#### Records provided

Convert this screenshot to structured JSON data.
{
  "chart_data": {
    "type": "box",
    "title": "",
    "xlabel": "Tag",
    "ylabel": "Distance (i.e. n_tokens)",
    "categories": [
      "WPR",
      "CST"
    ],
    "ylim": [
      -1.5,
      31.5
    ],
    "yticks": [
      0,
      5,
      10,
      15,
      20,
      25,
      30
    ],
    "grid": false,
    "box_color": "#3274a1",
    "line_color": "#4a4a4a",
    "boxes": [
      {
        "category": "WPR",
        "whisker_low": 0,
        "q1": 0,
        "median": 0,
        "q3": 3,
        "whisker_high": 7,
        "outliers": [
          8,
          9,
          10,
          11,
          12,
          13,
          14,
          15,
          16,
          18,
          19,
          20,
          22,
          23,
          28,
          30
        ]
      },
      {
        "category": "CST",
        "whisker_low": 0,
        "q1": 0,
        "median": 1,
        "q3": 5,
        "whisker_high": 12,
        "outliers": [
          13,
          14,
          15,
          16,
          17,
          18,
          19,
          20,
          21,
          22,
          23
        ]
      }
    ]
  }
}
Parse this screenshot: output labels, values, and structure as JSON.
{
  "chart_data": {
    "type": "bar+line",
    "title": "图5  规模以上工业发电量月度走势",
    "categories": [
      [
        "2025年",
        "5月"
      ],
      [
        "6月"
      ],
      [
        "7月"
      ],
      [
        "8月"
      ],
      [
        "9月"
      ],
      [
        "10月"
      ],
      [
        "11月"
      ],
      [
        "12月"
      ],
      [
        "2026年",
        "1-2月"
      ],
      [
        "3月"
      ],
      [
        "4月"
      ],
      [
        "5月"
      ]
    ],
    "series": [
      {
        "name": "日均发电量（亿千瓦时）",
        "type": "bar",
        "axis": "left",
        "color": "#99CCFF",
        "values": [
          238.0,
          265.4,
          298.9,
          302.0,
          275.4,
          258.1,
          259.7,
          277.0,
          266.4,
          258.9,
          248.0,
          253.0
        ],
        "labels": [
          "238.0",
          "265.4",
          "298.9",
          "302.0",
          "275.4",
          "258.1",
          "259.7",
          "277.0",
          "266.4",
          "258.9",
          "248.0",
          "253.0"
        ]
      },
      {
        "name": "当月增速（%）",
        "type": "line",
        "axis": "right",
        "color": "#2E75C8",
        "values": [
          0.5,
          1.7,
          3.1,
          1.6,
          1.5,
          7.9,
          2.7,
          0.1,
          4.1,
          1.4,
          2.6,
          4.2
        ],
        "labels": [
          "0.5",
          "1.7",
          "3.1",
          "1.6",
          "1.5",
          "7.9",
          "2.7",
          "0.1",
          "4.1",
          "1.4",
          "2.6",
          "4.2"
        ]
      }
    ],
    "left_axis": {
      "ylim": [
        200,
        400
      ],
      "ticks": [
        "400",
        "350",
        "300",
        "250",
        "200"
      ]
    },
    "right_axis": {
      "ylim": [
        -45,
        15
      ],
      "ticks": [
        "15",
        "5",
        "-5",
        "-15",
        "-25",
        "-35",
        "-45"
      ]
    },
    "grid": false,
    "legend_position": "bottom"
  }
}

########

Written task —
Your task is to output the full set of records exactly as presented.

Solution to this exercise —
Convert this screenshot to structured JSON data.
{
  "chart_data": {
    "type": "box",
    "title": "",
    "xlabel": "Tag",
    "ylabel": "Distance (i.e. n_tokens)",
    "categories": [
      "WPR",
      "CST"
    ],
    "ylim": [
      -1.5,
      31.5
    ],
    "yticks": [
      0,
      5,
      10,
      15,
      20,
      25,
      30
    ],
    "grid": false,
    "box_color": "#3274a1",
    "line_color": "#4a4a4a",
    "boxes": [
      {
        "category": "WPR",
        "whisker_low": 0,
        "q1": 0,
        "median": 0,
        "q3": 3,
        "whisker_high": 7,
        "outliers": [
          8,
          9,
          10,
          11,
          12,
          13,
          14,
          15,
          16,
          18,
          19,
          20,
          22,
          23,
          28,
          30
        ]
      },
      {
        "category": "CST",
        "whisker_low": 0,
        "q1": 0,
        "median": 1,
        "q3": 5,
        "whisker_high": 12,
        "outliers": [
          13,
          14,
          15,
          16,
          17,
          18,
          19,
          20,
          21,
          22,
          23
        ]
      }
    ]
  }
}
Parse this screenshot: output labels, values, and structure as JSON.
{
  "chart_data": {
    "type": "bar+line",
    "title": "图5  规模以上工业发电量月度走势",
    "categories": [
      [
        "2025年",
        "5月"
      ],
      [
        "6月"
      ],
      [
        "7月"
      ],
      [
        "8月"
      ],
      [
        "9月"
      ],
      [
        "10月"
      ],
      [
        "11月"
      ],
      [
        "12月"
      ],
      [
        "2026年",
        "1-2月"
      ],
      [
        "3月"
      ],
      [
        "4月"
      ],
      [
        "5月"
      ]
    ],
    "series": [
      {
        "name": "日均发电量（亿千瓦时）",
        "type": "bar",
        "axis": "left",
        "color": "#99CCFF",
        "values": [
          238.0,
          265.4,
          298.9,
          302.0,
          275.4,
          258.1,
          259.7,
          277.0,
          266.4,
          258.9,
          248.0,
          253.0
        ],
        "labels": [
          "238.0",
          "265.4",
          "298.9",
          "302.0",
          "275.4",
          "258.1",
          "259.7",
          "277.0",
          "266.4",
          "258.9",
          "248.0",
          "253.0"
        ]
      },
      {
        "name": "当月增速（%）",
        "type": "line",
        "axis": "right",
        "color": "#2E75C8",
        "values": [
          0.5,
          1.7,
          3.1,
          1.6,
          1.5,
          7.9,
          2.7,
          0.1,
          4.1,
          1.4,
          2.6,
          4.2
        ],
        "labels": [
          "0.5",
          "1.7",
          "3.1",
          "1.6",
          "1.5",
          "7.9",
          "2.7",
          "0.1",
          "4.1",
          "1.4",
          "2.6",
          "4.2"
        ]
      }
    ],
    "left_axis": {
      "ylim": [
        200,
        400
      ],
      "ticks": [
        "400",
        "350",
        "300",
        "250",
        "200"
      ]
    },
    "right_axis": {
      "ylim": [
        -45,
        15
      ],
      "ticks": [
        "15",
        "5",
        "-5",
        "-15",
        "-25",
        "-35",
        "-45"
      ]
    },
    "grid": false,
    "legend_position": "bottom"
  }
}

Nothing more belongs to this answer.